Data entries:
────
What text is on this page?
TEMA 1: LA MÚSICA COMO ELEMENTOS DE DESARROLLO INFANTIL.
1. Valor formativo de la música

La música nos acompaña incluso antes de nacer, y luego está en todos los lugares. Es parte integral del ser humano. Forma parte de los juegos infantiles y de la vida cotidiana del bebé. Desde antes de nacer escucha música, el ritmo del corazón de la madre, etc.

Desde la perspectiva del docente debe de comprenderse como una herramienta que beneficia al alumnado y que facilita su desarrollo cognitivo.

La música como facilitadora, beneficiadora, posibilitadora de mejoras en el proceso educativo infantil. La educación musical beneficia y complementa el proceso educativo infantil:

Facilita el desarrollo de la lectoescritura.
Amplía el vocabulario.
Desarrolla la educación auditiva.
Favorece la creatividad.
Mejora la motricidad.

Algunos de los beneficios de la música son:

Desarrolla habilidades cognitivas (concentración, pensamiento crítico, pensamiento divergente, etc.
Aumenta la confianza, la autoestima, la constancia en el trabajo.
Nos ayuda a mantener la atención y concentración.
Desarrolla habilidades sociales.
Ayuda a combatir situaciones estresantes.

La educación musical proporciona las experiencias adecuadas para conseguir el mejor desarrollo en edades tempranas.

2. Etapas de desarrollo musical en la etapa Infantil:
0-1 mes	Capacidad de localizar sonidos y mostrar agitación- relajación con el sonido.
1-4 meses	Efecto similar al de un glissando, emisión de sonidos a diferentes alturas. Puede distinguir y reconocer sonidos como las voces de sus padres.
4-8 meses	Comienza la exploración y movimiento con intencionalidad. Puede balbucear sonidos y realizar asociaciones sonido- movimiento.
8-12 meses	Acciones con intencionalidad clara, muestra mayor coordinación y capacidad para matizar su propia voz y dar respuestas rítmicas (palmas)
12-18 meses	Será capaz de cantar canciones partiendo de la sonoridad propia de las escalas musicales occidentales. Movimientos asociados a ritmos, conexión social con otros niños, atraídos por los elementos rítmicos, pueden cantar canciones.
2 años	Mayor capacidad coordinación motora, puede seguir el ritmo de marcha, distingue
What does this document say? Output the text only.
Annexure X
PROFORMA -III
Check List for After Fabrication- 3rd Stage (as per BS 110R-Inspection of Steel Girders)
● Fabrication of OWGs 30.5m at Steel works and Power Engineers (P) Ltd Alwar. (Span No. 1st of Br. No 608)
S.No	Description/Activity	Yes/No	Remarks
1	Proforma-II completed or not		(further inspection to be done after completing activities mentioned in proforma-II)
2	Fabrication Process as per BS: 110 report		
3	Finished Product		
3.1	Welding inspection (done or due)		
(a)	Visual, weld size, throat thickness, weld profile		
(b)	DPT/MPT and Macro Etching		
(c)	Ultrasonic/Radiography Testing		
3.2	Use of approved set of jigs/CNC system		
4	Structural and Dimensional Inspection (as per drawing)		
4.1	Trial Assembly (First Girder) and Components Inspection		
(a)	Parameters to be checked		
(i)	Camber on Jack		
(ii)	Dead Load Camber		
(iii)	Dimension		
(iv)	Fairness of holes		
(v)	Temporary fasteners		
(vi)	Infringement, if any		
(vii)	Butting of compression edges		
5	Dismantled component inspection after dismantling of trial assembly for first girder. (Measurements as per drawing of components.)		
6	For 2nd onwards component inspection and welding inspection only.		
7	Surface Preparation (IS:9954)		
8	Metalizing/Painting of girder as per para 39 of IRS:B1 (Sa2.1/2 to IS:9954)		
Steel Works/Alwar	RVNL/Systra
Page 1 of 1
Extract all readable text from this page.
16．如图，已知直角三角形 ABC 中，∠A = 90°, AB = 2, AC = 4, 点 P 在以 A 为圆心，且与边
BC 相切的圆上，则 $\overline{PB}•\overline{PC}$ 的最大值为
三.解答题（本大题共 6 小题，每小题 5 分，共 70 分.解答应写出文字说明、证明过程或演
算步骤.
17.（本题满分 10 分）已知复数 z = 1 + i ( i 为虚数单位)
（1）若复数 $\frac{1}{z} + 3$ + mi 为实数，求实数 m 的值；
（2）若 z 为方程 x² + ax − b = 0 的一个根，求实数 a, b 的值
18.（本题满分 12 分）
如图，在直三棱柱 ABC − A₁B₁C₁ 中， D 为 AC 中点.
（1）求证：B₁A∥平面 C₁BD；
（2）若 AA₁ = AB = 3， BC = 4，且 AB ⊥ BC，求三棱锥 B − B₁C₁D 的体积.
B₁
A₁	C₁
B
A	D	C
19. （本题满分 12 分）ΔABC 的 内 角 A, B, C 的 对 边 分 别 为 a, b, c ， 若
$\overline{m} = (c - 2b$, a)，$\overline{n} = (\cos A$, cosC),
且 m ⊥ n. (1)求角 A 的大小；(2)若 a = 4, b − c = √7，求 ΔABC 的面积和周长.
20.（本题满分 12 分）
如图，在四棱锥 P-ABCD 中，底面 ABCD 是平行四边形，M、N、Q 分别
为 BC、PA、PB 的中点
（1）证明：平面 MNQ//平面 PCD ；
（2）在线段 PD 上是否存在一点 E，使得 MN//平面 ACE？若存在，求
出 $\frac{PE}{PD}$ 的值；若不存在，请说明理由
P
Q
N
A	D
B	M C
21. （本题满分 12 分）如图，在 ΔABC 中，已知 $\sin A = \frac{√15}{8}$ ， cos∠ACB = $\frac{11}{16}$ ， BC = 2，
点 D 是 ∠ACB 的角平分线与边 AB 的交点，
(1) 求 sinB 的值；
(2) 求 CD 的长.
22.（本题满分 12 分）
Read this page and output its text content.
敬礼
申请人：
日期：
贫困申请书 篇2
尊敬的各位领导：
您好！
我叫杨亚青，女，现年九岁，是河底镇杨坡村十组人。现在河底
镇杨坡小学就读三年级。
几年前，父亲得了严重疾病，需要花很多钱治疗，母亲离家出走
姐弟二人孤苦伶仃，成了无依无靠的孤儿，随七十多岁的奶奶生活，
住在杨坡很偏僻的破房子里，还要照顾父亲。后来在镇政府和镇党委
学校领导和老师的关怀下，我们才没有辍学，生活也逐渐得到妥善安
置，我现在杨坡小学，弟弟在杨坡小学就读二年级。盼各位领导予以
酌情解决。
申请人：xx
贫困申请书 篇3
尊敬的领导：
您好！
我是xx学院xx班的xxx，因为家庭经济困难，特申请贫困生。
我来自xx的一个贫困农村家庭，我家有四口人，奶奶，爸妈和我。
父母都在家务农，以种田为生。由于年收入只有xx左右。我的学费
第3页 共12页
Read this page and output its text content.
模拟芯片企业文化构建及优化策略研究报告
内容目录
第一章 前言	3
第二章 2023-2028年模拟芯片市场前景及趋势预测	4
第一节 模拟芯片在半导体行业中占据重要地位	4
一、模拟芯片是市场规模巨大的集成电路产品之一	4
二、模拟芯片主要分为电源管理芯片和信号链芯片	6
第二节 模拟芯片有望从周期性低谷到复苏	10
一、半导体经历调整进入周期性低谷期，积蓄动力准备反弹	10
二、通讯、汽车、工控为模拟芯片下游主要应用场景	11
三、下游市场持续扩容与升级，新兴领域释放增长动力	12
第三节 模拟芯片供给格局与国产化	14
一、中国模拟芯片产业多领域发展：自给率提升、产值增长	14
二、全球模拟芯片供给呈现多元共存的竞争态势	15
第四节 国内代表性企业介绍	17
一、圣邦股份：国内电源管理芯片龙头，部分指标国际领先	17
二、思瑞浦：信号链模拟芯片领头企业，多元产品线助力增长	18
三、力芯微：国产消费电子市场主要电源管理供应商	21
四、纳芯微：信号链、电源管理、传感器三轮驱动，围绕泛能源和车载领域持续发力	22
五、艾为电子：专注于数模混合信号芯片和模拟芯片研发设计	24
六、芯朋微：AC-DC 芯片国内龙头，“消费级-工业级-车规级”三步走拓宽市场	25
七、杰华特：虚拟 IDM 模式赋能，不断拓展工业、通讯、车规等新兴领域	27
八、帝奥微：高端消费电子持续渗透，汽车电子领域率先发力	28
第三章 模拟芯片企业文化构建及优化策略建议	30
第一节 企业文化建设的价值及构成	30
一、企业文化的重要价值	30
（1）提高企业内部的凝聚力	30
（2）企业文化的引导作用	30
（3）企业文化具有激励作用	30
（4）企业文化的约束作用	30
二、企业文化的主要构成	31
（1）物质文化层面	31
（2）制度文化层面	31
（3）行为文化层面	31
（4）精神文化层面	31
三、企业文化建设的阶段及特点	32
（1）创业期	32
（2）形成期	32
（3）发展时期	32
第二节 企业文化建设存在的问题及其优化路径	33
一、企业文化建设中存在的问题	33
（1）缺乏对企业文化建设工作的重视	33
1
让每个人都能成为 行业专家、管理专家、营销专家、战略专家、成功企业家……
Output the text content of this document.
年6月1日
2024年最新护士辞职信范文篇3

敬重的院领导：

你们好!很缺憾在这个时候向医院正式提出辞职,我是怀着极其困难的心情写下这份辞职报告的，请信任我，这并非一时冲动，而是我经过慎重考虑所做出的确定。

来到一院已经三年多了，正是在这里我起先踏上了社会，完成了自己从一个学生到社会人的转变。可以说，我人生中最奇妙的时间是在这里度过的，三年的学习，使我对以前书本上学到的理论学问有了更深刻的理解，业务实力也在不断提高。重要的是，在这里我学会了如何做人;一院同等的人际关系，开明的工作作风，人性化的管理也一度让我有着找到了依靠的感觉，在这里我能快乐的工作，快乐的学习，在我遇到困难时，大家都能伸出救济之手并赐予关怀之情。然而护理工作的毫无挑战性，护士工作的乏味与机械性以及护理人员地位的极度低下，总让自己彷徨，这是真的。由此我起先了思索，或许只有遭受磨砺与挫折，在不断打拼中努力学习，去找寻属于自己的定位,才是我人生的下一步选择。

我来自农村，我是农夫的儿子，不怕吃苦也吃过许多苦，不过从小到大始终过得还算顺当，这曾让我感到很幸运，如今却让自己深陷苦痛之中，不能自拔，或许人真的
────
_Goal of the exercise_: Across the material above, count every line holding "document" and write down only the number.

_Response to the exercise_: 2